───── Given data ─────

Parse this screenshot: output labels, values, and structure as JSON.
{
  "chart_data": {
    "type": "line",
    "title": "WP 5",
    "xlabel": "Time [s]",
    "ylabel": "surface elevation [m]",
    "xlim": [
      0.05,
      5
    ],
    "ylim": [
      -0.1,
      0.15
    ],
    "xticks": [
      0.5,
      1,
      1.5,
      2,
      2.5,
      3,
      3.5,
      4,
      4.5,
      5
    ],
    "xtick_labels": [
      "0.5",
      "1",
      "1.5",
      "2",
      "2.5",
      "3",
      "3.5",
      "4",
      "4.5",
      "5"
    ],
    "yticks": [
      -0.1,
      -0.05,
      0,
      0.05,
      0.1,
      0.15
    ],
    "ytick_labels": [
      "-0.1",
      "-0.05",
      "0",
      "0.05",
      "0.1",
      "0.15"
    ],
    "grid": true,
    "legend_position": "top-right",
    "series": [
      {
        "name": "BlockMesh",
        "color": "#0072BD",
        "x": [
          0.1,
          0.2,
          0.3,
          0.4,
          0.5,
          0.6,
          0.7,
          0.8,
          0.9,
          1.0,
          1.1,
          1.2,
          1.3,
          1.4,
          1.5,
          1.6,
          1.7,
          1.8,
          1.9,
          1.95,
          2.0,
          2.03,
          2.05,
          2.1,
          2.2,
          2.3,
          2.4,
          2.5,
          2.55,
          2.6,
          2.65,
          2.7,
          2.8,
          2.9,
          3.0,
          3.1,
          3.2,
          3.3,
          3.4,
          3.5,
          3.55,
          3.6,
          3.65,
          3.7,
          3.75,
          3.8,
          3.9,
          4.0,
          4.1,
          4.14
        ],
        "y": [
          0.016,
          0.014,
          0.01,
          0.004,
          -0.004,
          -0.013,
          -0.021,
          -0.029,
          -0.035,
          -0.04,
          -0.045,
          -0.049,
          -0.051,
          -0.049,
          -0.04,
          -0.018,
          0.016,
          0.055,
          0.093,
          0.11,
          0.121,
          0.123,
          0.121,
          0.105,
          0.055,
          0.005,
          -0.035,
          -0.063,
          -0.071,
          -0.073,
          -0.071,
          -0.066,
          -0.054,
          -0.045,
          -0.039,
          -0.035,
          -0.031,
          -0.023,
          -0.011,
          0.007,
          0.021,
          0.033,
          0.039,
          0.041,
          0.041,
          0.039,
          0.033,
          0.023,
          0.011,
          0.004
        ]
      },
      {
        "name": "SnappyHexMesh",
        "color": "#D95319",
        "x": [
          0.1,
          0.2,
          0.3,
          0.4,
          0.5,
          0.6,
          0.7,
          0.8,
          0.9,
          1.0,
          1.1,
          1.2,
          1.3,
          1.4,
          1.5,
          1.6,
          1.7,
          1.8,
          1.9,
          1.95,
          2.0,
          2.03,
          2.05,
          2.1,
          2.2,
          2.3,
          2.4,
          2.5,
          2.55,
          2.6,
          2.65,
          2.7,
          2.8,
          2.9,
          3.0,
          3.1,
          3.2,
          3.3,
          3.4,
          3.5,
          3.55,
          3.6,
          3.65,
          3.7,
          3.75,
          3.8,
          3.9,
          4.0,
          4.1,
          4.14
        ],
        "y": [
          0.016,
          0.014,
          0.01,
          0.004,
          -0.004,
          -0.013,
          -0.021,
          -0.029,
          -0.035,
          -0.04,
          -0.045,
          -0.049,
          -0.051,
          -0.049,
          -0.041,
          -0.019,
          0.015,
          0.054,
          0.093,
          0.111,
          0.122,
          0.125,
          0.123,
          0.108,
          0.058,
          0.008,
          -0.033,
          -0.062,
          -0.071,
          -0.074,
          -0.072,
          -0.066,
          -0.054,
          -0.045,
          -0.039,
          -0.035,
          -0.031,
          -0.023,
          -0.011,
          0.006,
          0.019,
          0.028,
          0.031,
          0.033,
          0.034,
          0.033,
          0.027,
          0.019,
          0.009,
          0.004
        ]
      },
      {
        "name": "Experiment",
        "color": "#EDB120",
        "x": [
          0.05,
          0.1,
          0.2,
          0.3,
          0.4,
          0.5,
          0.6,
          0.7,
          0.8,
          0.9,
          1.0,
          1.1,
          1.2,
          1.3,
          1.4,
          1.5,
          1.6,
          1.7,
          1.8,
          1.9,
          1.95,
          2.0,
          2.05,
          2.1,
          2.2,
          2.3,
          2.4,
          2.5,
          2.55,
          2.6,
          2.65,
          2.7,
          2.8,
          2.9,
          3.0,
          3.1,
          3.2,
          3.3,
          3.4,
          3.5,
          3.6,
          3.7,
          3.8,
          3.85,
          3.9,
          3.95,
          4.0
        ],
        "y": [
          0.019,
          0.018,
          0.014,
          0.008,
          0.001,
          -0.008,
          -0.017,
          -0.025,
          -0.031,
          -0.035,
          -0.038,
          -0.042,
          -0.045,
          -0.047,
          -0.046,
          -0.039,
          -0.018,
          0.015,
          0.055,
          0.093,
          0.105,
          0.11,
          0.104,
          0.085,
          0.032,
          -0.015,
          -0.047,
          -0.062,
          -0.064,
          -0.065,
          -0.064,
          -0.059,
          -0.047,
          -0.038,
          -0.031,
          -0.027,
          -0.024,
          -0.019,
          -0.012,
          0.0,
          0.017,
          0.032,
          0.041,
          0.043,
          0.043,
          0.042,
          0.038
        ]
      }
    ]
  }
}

─────

=== Given problem ===
Your task is to transcribe the listing above in full, exactly as given.

=== Reply to the task ===
Parse this screenshot: output labels, values, and structure as JSON.
{
  "chart_data": {
    "type": "line",
    "title": "WP 5",
    "xlabel": "Time [s]",
    "ylabel": "surface elevation [m]",
    "xlim": [
      0.05,
      5
    ],
    "ylim": [
      -0.1,
      0.15
    ],
    "xticks": [
      0.5,
      1,
      1.5,
      2,
      2.5,
      3,
      3.5,
      4,
      4.5,
      5
    ],
    "xtick_labels": [
      "0.5",
      "1",
      "1.5",
      "2",
      "2.5",
      "3",
      "3.5",
      "4",
      "4.5",
      "5"
    ],
    "yticks": [
      -0.1,
      -0.05,
      0,
      0.05,
      0.1,
      0.15
    ],
    "ytick_labels": [
      "-0.1",
      "-0.05",
      "0",
      "0.05",
      "0.1",
      "0.15"
    ],
    "grid": true,
    "legend_position": "top-right",
    "series": [
      {
        "name": "BlockMesh",
        "color": "#0072BD",
        "x": [
          0.1,
          0.2,
          0.3,
          0.4,
          0.5,
          0.6,
          0.7,
          0.8,
          0.9,
          1.0,
          1.1,
          1.2,
          1.3,
          1.4,
          1.5,
          1.6,
          1.7,
          1.8,
          1.9,
          1.95,
          2.0,
          2.03,
          2.05,
          2.1,
          2.2,
          2.3,
          2.4,
          2.5,
          2.55,
          2.6,
          2.65,
          2.7,
          2.8,
          2.9,
          3.0,
          3.1,
          3.2,
          3.3,
          3.4,
          3.5,
          3.55,
          3.6,
          3.65,
          3.7,
          3.75,
          3.8,
          3.9,
          4.0,
          4.1,
          4.14
        ],
        "y": [
          0.016,
          0.014,
          0.01,
          0.004,
          -0.004,
          -0.013,
          -0.021,
          -0.029,
          -0.035,
          -0.04,
          -0.045,
          -0.049,
          -0.051,
          -0.049,
          -0.04,
          -0.018,
          0.016,
          0.055,
          0.093,
          0.11,
          0.121,
          0.123,
          0.121,
          0.105,
          0.055,
          0.005,
          -0.035,
          -0.063,
          -0.071,
          -0.073,
          -0.071,
          -0.066,
          -0.054,
          -0.045,
          -0.039,
          -0.035,
          -0.031,
          -0.023,
          -0.011,
          0.007,
          0.021,
          0.033,
          0.039,
          0.041,
          0.041,
          0.039,
          0.033,
          0.023,
          0.011,
          0.004
        ]
      },
      {
        "name": "SnappyHexMesh",
        "color": "#D95319",
        "x": [
          0.1,
          0.2,
          0.3,
          0.4,
          0.5,
          0.6,
          0.7,
          0.8,
          0.9,
          1.0,
          1.1,
          1.2,
          1.3,
          1.4,
          1.5,
          1.6,
          1.7,
          1.8,
          1.9,
          1.95,
          2.0,
          2.03,
          2.05,
          2.1,
          2.2,
          2.3,
          2.4,
          2.5,
          2.55,
          2.6,
          2.65,
          2.7,
          2.8,
          2.9,
          3.0,
          3.1,
          3.2,
          3.3,
          3.4,
          3.5,
          3.55,
          3.6,
          3.65,
          3.7,
          3.75,
          3.8,
          3.9,
          4.0,
          4.1,
          4.14
        ],
        "y": [
          0.016,
          0.014,
          0.01,
          0.004,
          -0.004,
          -0.013,
          -0.021,
          -0.029,
          -0.035,
          -0.04,
          -0.045,
          -0.049,
          -0.051,
          -0.049,
          -0.041,
          -0.019,
          0.015,
          0.054,
          0.093,
          0.111,
          0.122,
          0.125,
          0.123,
          0.108,
          0.058,
          0.008,
          -0.033,
          -0.062,
          -0.071,
          -0.074,
          -0.072,
          -0.066,
          -0.054,
          -0.045,
          -0.039,
          -0.035,
          -0.031,
          -0.023,
          -0.011,
          0.006,
          0.019,
          0.028,
          0.031,
          0.033,
          0.034,
          0.033,
          0.027,
          0.019,
          0.009,
          0.004
        ]
      },
      {
        "name": "Experiment",
        "color": "#EDB120",
        "x": [
          0.05,
          0.1,
          0.2,
          0.3,
          0.4,
          0.5,
          0.6,
          0.7,
          0.8,
          0.9,
          1.0,
          1.1,
          1.2,
          1.3,
          1.4,
          1.5,
          1.6,
          1.7,
          1.8,
          1.9,
          1.95,
          2.0,
          2.05,
          2.1,
          2.2,
          2.3,
          2.4,
          2.5,
          2.55,
          2.6,
          2.65,
          2.7,
          2.8,
          2.9,
          3.0,
          3.1,
          3.2,
          3.3,
          3.4,
          3.5,
          3.6,
          3.7,
          3.8,
          3.85,
          3.9,
          3.95,
          4.0
        ],
        "y": [
          0.019,
          0.018,
          0.014,
          0.008,
          0.001,
          -0.008,
          -0.017,
          -0.025,
          -0.031,
          -0.035,
          -0.038,
          -0.042,
          -0.045,
          -0.047,
          -0.046,
          -0.039,
          -0.018,
          0.015,
          0.055,
          0.093,
          0.105,
          0.11,
          0.104,
          0.085,
          0.032,
          -0.015,
          -0.047,
          -0.062,
          -0.064,
          -0.065,
          -0.064,
          -0.059,
          -0.047,
          -0.038,
          -0.031,
          -0.027,
          -0.024,
          -0.019,
          -0.012,
          0.0,
          0.017,
          0.032,
          0.041,
          0.043,
          0.043,
          0.042,
          0.038
        ]
      }
    ]
  }
}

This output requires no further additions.